(Records from a dataset)

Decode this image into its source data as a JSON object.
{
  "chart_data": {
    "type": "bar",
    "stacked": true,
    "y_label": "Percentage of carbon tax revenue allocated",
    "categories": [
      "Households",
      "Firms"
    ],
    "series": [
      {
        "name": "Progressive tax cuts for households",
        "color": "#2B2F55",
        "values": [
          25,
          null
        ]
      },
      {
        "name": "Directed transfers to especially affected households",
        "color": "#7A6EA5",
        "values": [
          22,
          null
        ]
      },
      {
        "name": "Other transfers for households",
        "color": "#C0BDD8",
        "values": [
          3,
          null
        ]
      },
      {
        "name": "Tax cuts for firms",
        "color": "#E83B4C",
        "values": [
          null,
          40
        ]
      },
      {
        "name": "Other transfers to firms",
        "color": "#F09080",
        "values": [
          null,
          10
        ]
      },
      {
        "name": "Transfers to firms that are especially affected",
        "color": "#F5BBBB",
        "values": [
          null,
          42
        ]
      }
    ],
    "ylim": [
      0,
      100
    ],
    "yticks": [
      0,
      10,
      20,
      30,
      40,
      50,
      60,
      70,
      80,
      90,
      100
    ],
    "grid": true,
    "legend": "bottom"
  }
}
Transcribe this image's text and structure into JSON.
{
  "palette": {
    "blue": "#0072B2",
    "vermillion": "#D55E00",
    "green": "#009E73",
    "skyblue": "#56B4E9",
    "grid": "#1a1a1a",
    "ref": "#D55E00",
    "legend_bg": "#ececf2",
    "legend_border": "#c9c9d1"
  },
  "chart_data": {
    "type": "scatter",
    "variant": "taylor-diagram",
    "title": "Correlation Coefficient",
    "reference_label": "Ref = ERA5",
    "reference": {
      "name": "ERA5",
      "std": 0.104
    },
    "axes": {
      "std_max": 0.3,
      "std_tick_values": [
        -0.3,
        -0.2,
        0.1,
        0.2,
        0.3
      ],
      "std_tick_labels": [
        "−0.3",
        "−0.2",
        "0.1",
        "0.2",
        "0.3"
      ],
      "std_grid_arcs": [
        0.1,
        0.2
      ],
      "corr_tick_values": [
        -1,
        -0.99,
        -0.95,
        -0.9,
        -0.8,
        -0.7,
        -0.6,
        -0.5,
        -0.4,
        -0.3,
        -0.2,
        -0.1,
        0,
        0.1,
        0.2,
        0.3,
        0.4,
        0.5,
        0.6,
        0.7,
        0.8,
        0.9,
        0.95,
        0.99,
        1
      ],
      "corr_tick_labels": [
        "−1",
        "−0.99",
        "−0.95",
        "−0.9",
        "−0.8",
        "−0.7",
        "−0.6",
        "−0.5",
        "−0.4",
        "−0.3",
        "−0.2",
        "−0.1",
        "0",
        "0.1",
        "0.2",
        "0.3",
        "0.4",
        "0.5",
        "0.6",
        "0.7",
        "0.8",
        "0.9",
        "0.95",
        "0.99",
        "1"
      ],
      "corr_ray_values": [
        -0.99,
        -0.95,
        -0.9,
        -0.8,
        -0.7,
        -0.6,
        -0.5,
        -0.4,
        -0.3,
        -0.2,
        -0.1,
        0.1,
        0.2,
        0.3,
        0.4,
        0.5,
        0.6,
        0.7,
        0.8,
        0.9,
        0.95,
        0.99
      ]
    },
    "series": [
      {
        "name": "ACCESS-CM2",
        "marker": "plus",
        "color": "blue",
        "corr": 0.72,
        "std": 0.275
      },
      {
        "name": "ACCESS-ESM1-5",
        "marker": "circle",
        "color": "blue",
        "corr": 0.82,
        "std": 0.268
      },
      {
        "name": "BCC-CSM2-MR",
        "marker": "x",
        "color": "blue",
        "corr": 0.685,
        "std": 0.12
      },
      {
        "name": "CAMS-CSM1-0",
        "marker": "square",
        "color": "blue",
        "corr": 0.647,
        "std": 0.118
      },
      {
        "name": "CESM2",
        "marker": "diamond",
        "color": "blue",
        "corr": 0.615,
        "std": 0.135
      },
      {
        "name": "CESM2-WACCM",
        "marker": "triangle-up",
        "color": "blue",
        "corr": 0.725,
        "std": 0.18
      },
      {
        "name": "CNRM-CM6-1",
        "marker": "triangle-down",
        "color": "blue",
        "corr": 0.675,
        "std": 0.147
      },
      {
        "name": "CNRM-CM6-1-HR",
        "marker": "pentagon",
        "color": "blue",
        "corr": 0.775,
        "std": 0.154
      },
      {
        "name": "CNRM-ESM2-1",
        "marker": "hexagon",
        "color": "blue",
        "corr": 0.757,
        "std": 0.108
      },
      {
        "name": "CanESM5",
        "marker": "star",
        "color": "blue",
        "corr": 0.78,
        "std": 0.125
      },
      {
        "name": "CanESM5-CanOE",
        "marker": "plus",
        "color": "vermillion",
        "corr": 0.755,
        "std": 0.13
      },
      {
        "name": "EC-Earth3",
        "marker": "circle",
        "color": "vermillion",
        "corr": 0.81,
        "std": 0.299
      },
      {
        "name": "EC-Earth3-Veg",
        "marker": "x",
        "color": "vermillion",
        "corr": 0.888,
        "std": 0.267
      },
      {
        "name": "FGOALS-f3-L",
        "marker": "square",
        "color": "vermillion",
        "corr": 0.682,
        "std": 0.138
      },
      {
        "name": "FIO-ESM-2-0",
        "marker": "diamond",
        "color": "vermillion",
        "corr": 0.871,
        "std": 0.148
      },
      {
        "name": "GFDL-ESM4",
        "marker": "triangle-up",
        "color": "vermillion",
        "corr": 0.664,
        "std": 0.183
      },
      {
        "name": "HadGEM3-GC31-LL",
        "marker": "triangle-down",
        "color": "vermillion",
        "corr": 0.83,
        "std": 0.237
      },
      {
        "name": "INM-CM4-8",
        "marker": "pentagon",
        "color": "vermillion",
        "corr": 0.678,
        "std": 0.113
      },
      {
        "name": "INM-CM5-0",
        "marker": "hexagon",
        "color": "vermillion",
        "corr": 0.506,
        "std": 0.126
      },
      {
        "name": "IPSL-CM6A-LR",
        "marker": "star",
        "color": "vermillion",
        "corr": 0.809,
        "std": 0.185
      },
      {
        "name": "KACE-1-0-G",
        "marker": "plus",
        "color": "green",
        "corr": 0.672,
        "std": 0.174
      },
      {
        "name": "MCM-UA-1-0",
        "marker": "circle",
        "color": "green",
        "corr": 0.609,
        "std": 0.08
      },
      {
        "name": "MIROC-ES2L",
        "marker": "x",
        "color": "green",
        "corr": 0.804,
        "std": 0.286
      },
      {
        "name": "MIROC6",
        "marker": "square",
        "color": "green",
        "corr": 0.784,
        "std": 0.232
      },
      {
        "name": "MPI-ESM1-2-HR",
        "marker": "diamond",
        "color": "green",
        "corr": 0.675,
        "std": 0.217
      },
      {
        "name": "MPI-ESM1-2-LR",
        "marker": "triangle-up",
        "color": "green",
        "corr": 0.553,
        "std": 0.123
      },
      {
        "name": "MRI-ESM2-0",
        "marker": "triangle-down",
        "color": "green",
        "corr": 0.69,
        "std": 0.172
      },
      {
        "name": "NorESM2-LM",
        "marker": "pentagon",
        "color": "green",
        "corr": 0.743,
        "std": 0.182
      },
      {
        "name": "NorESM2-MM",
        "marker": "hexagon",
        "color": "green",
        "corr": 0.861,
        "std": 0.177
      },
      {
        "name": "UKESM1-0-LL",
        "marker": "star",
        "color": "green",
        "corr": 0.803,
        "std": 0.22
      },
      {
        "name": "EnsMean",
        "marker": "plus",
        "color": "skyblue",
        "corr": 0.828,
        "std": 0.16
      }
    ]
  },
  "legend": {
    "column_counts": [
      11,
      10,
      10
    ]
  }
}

---

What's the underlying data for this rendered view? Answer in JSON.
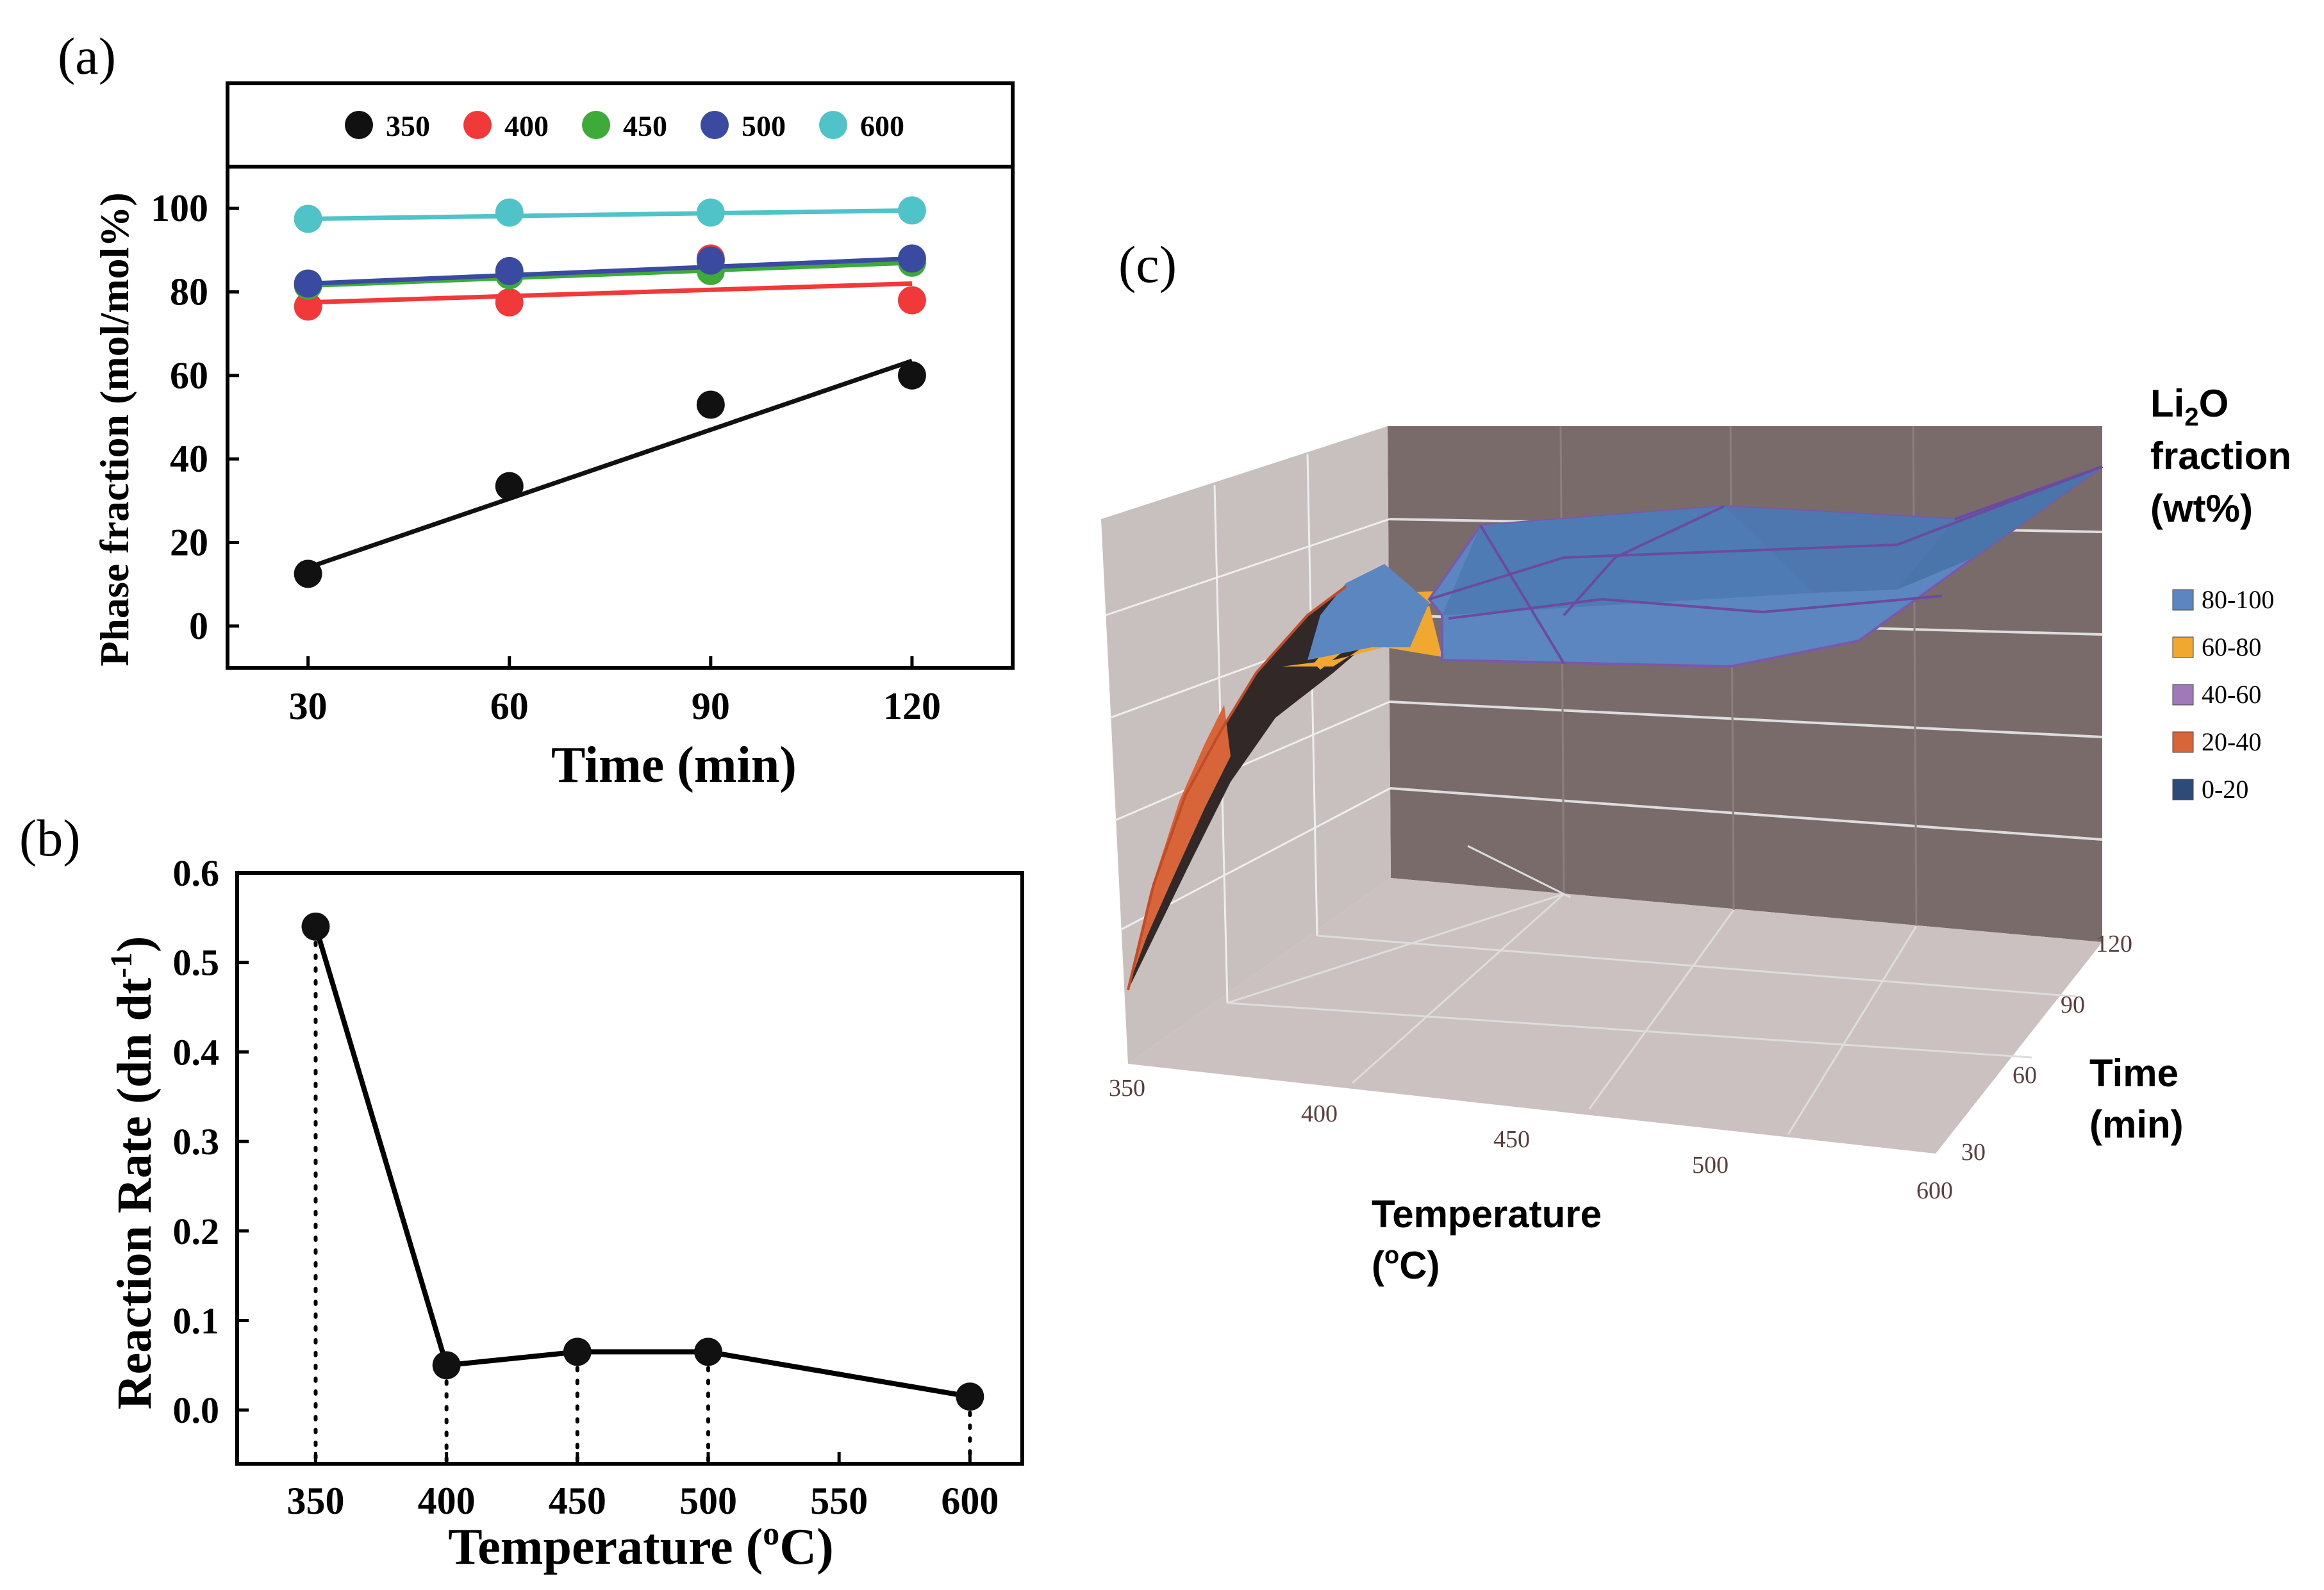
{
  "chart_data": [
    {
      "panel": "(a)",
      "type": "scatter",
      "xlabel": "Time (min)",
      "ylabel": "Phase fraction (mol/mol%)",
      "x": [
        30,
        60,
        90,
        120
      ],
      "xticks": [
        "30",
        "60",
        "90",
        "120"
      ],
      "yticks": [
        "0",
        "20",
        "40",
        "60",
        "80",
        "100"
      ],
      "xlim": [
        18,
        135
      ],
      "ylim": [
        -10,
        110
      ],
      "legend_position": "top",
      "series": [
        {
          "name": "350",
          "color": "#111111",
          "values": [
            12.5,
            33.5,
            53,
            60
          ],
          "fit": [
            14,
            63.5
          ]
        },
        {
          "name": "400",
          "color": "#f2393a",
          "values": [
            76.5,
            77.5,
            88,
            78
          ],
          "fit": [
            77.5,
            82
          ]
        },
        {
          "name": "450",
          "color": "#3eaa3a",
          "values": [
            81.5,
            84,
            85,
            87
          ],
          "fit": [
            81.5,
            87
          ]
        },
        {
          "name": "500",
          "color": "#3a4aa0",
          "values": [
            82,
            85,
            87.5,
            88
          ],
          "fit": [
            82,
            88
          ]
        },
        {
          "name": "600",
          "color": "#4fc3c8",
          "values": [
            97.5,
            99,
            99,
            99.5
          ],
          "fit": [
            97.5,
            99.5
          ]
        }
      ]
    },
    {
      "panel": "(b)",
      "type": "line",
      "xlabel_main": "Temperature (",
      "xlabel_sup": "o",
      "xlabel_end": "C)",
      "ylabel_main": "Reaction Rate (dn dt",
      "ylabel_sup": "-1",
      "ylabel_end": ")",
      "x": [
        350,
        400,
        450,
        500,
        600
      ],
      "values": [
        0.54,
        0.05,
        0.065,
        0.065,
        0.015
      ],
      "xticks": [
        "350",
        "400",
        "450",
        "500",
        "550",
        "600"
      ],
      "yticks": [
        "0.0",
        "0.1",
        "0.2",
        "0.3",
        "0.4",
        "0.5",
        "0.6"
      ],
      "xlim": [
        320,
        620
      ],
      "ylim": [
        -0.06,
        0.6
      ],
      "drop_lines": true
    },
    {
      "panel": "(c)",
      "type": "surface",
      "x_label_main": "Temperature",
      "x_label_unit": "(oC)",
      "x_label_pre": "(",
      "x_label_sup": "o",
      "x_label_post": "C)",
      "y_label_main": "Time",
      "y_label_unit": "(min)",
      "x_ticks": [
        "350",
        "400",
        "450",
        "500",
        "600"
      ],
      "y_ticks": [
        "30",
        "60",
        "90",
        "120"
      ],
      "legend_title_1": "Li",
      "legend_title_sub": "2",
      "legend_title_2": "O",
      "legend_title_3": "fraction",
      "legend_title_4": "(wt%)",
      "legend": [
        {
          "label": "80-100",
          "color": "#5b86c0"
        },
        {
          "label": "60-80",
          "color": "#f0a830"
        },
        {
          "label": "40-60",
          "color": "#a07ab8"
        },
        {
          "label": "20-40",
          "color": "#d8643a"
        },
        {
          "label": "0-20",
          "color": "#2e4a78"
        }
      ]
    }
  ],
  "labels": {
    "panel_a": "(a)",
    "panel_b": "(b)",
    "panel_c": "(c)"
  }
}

**Given request**
State how many lines in the entries above include the word "Temperature"; reply with the number alone.

**Result**
2